Exercise objective -> Skip the pictures and extract all of the lines exactly as written.

Information supplied ->
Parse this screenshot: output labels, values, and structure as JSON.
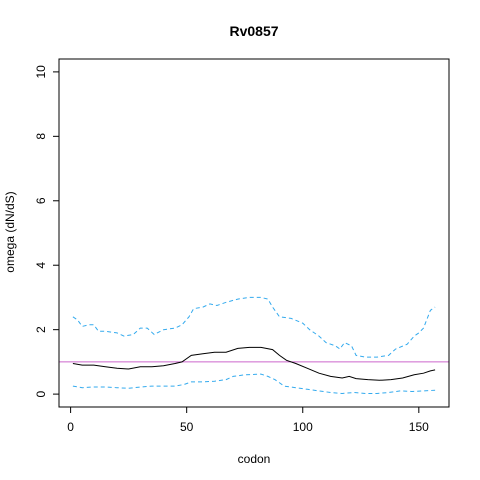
{
  "chart_data": {
    "type": "line",
    "title": "Rv0857",
    "xlabel": "codon",
    "ylabel": "omega (dN/dS)",
    "xlim": [
      -5,
      163
    ],
    "ylim": [
      -0.4,
      10.4
    ],
    "x_ticks": [
      0,
      50,
      100,
      150
    ],
    "y_ticks": [
      0,
      2,
      4,
      6,
      8,
      10
    ],
    "reference_line": {
      "y": 1,
      "color": "#cc66cc"
    },
    "grid": false,
    "legend": "none",
    "series": [
      {
        "role": "estimate",
        "color": "#000000",
        "style": "solid",
        "points": [
          [
            1,
            0.95
          ],
          [
            5,
            0.9
          ],
          [
            10,
            0.9
          ],
          [
            15,
            0.85
          ],
          [
            20,
            0.8
          ],
          [
            25,
            0.78
          ],
          [
            30,
            0.85
          ],
          [
            35,
            0.85
          ],
          [
            40,
            0.88
          ],
          [
            45,
            0.95
          ],
          [
            48,
            1.0
          ],
          [
            52,
            1.2
          ],
          [
            57,
            1.25
          ],
          [
            62,
            1.3
          ],
          [
            67,
            1.3
          ],
          [
            72,
            1.42
          ],
          [
            77,
            1.45
          ],
          [
            82,
            1.45
          ],
          [
            87,
            1.38
          ],
          [
            90,
            1.2
          ],
          [
            93,
            1.05
          ],
          [
            97,
            0.95
          ],
          [
            102,
            0.8
          ],
          [
            107,
            0.65
          ],
          [
            112,
            0.55
          ],
          [
            117,
            0.5
          ],
          [
            120,
            0.55
          ],
          [
            123,
            0.48
          ],
          [
            128,
            0.45
          ],
          [
            133,
            0.43
          ],
          [
            138,
            0.45
          ],
          [
            143,
            0.5
          ],
          [
            148,
            0.6
          ],
          [
            152,
            0.65
          ],
          [
            155,
            0.72
          ],
          [
            157,
            0.75
          ]
        ]
      },
      {
        "role": "upper bound",
        "color": "#33aaee",
        "style": "dashed",
        "points": [
          [
            1,
            2.4
          ],
          [
            3,
            2.3
          ],
          [
            5,
            2.1
          ],
          [
            8,
            2.15
          ],
          [
            10,
            2.15
          ],
          [
            12,
            1.95
          ],
          [
            15,
            1.95
          ],
          [
            20,
            1.9
          ],
          [
            23,
            1.8
          ],
          [
            27,
            1.85
          ],
          [
            30,
            2.05
          ],
          [
            33,
            2.05
          ],
          [
            36,
            1.85
          ],
          [
            40,
            2.0
          ],
          [
            45,
            2.05
          ],
          [
            48,
            2.15
          ],
          [
            51,
            2.4
          ],
          [
            53,
            2.65
          ],
          [
            57,
            2.7
          ],
          [
            60,
            2.8
          ],
          [
            63,
            2.75
          ],
          [
            67,
            2.85
          ],
          [
            72,
            2.95
          ],
          [
            77,
            3.0
          ],
          [
            82,
            3.0
          ],
          [
            85,
            2.95
          ],
          [
            87,
            2.7
          ],
          [
            90,
            2.4
          ],
          [
            95,
            2.35
          ],
          [
            100,
            2.2
          ],
          [
            103,
            2.0
          ],
          [
            107,
            1.8
          ],
          [
            110,
            1.6
          ],
          [
            114,
            1.5
          ],
          [
            116,
            1.4
          ],
          [
            118,
            1.6
          ],
          [
            121,
            1.5
          ],
          [
            123,
            1.2
          ],
          [
            127,
            1.15
          ],
          [
            132,
            1.15
          ],
          [
            137,
            1.2
          ],
          [
            140,
            1.4
          ],
          [
            145,
            1.55
          ],
          [
            148,
            1.8
          ],
          [
            150,
            1.9
          ],
          [
            152,
            2.05
          ],
          [
            155,
            2.6
          ],
          [
            157,
            2.7
          ]
        ]
      },
      {
        "role": "lower bound",
        "color": "#33aaee",
        "style": "dashed",
        "points": [
          [
            1,
            0.25
          ],
          [
            5,
            0.2
          ],
          [
            10,
            0.22
          ],
          [
            15,
            0.22
          ],
          [
            20,
            0.2
          ],
          [
            25,
            0.18
          ],
          [
            30,
            0.22
          ],
          [
            35,
            0.25
          ],
          [
            40,
            0.25
          ],
          [
            45,
            0.25
          ],
          [
            49,
            0.3
          ],
          [
            52,
            0.38
          ],
          [
            57,
            0.38
          ],
          [
            62,
            0.4
          ],
          [
            67,
            0.45
          ],
          [
            70,
            0.55
          ],
          [
            75,
            0.6
          ],
          [
            82,
            0.62
          ],
          [
            85,
            0.55
          ],
          [
            88,
            0.45
          ],
          [
            92,
            0.25
          ],
          [
            97,
            0.2
          ],
          [
            102,
            0.15
          ],
          [
            107,
            0.1
          ],
          [
            112,
            0.05
          ],
          [
            117,
            0.02
          ],
          [
            122,
            0.05
          ],
          [
            127,
            0.02
          ],
          [
            132,
            0.02
          ],
          [
            137,
            0.05
          ],
          [
            142,
            0.1
          ],
          [
            147,
            0.08
          ],
          [
            152,
            0.1
          ],
          [
            157,
            0.12
          ]
        ]
      }
    ]
  }
}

Complete answer ->
Parse this screenshot: output labels, values, and structure as JSON.
{
  "chart_data": {
    "type": "line",
    "title": "Rv0857",
    "xlabel": "codon",
    "ylabel": "omega (dN/dS)",
    "xlim": [
      -5,
      163
    ],
    "ylim": [
      -0.4,
      10.4
    ],
    "x_ticks": [
      0,
      50,
      100,
      150
    ],
    "y_ticks": [
      0,
      2,
      4,
      6,
      8,
      10
    ],
    "reference_line": {
      "y": 1,
      "color": "#cc66cc"
    },
    "grid": false,
    "legend": "none",
    "series": [
      {
        "role": "estimate",
        "color": "#000000",
        "style": "solid",
        "points": [
          [
            1,
            0.95
          ],
          [
            5,
            0.9
          ],
          [
            10,
            0.9
          ],
          [
            15,
            0.85
          ],
          [
            20,
            0.8
          ],
          [
            25,
            0.78
          ],
          [
            30,
            0.85
          ],
          [
            35,
            0.85
          ],
          [
            40,
            0.88
          ],
          [
            45,
            0.95
          ],
          [
            48,
            1.0
          ],
          [
            52,
            1.2
          ],
          [
            57,
            1.25
          ],
          [
            62,
            1.3
          ],
          [
            67,
            1.3
          ],
          [
            72,
            1.42
          ],
          [
            77,
            1.45
          ],
          [
            82,
            1.45
          ],
          [
            87,
            1.38
          ],
          [
            90,
            1.2
          ],
          [
            93,
            1.05
          ],
          [
            97,
            0.95
          ],
          [
            102,
            0.8
          ],
          [
            107,
            0.65
          ],
          [
            112,
            0.55
          ],
          [
            117,
            0.5
          ],
          [
            120,
            0.55
          ],
          [
            123,
            0.48
          ],
          [
            128,
            0.45
          ],
          [
            133,
            0.43
          ],
          [
            138,
            0.45
          ],
          [
            143,
            0.5
          ],
          [
            148,
            0.6
          ],
          [
            152,
            0.65
          ],
          [
            155,
            0.72
          ],
          [
            157,
            0.75
          ]
        ]
      },
      {
        "role": "upper bound",
        "color": "#33aaee",
        "style": "dashed",
        "points": [
          [
            1,
            2.4
          ],
          [
            3,
            2.3
          ],
          [
            5,
            2.1
          ],
          [
            8,
            2.15
          ],
          [
            10,
            2.15
          ],
          [
            12,
            1.95
          ],
          [
            15,
            1.95
          ],
          [
            20,
            1.9
          ],
          [
            23,
            1.8
          ],
          [
            27,
            1.85
          ],
          [
            30,
            2.05
          ],
          [
            33,
            2.05
          ],
          [
            36,
            1.85
          ],
          [
            40,
            2.0
          ],
          [
            45,
            2.05
          ],
          [
            48,
            2.15
          ],
          [
            51,
            2.4
          ],
          [
            53,
            2.65
          ],
          [
            57,
            2.7
          ],
          [
            60,
            2.8
          ],
          [
            63,
            2.75
          ],
          [
            67,
            2.85
          ],
          [
            72,
            2.95
          ],
          [
            77,
            3.0
          ],
          [
            82,
            3.0
          ],
          [
            85,
            2.95
          ],
          [
            87,
            2.7
          ],
          [
            90,
            2.4
          ],
          [
            95,
            2.35
          ],
          [
            100,
            2.2
          ],
          [
            103,
            2.0
          ],
          [
            107,
            1.8
          ],
          [
            110,
            1.6
          ],
          [
            114,
            1.5
          ],
          [
            116,
            1.4
          ],
          [
            118,
            1.6
          ],
          [
            121,
            1.5
          ],
          [
            123,
            1.2
          ],
          [
            127,
            1.15
          ],
          [
            132,
            1.15
          ],
          [
            137,
            1.2
          ],
          [
            140,
            1.4
          ],
          [
            145,
            1.55
          ],
          [
            148,
            1.8
          ],
          [
            150,
            1.9
          ],
          [
            152,
            2.05
          ],
          [
            155,
            2.6
          ],
          [
            157,
            2.7
          ]
        ]
      },
      {
        "role": "lower bound",
        "color": "#33aaee",
        "style": "dashed",
        "points": [
          [
            1,
            0.25
          ],
          [
            5,
            0.2
          ],
          [
            10,
            0.22
          ],
          [
            15,
            0.22
          ],
          [
            20,
            0.2
          ],
          [
            25,
            0.18
          ],
          [
            30,
            0.22
          ],
          [
            35,
            0.25
          ],
          [
            40,
            0.25
          ],
          [
            45,
            0.25
          ],
          [
            49,
            0.3
          ],
          [
            52,
            0.38
          ],
          [
            57,
            0.38
          ],
          [
            62,
            0.4
          ],
          [
            67,
            0.45
          ],
          [
            70,
            0.55
          ],
          [
            75,
            0.6
          ],
          [
            82,
            0.62
          ],
          [
            85,
            0.55
          ],
          [
            88,
            0.45
          ],
          [
            92,
            0.25
          ],
          [
            97,
            0.2
          ],
          [
            102,
            0.15
          ],
          [
            107,
            0.1
          ],
          [
            112,
            0.05
          ],
          [
            117,
            0.02
          ],
          [
            122,
            0.05
          ],
          [
            127,
            0.02
          ],
          [
            132,
            0.02
          ],
          [
            137,
            0.05
          ],
          [
            142,
            0.1
          ],
          [
            147,
            0.08
          ],
          [
            152,
            0.1
          ],
          [
            157,
            0.12
          ]
        ]
      }
    ]
  }
}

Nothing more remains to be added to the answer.